> _WHAT TO DO_
Return all of the data exactly, with nothing left out but the pictures.

> _SOURCE MATERIAL_
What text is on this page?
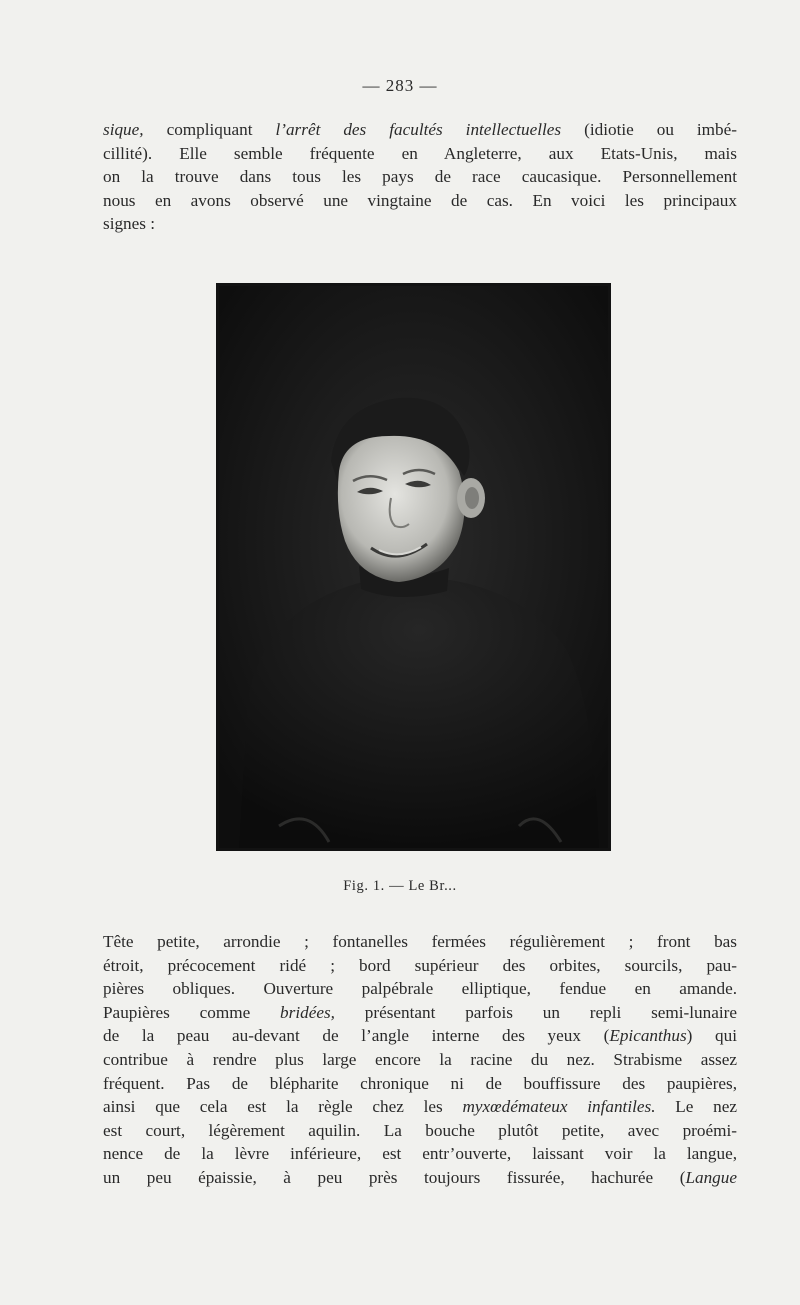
— 283 —
sique, compliquant l’arrêt des facultés intellectuelles (idiotie ou imbé-
cillité). Elle semble fréquente en Angleterre, aux Etats-Unis, mais
on la trouve dans tous les pays de race caucasique. Personnellement
nous en avons observé une vingtaine de cas. En voici les principaux
signes :
Fig. 1. — Le Br...
Tête petite, arrondie ; fontanelles fermées régulièrement ; front bas
étroit, précocement ridé ; bord supérieur des orbites, sourcils, pau-
pières obliques. Ouverture palpébrale elliptique, fendue en amande.
Paupières comme bridées, présentant parfois un repli semi-lunaire
de la peau au-devant de l’angle interne des yeux (Epicanthus) qui
contribue à rendre plus large encore la racine du nez. Strabisme assez
fréquent. Pas de blépharite chronique ni de bouffissure des paupières,
ainsi que cela est la règle chez les myxœdémateux infantiles. Le nez
est court, légèrement aquilin. La bouche plutôt petite, avec proémi-
nence de la lèvre inférieure, est entr’ouverte, laissant voir la langue,
un peu épaissie, à peu près toujours fissurée, hachurée (Langue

> _OUTPUT OF THE TASK_
What text is on this page?
— 283 —
sique, compliquant l’arrêt des facultés intellectuelles (idiotie ou imbé-
cillité). Elle semble fréquente en Angleterre, aux Etats-Unis, mais
on la trouve dans tous les pays de race caucasique. Personnellement
nous en avons observé une vingtaine de cas. En voici les principaux
signes :
Fig. 1. — Le Br...
Tête petite, arrondie ; fontanelles fermées régulièrement ; front bas
étroit, précocement ridé ; bord supérieur des orbites, sourcils, pau-
pières obliques. Ouverture palpébrale elliptique, fendue en amande.
Paupières comme bridées, présentant parfois un repli semi-lunaire
de la peau au-devant de l’angle interne des yeux (Epicanthus) qui
contribue à rendre plus large encore la racine du nez. Strabisme assez
fréquent. Pas de blépharite chronique ni de bouffissure des paupières,
ainsi que cela est la règle chez les myxœdémateux infantiles. Le nez
est court, légèrement aquilin. La bouche plutôt petite, avec proémi-
nence de la lèvre inférieure, est entr’ouverte, laissant voir la langue,
un peu épaissie, à peu près toujours fissurée, hachurée (Langue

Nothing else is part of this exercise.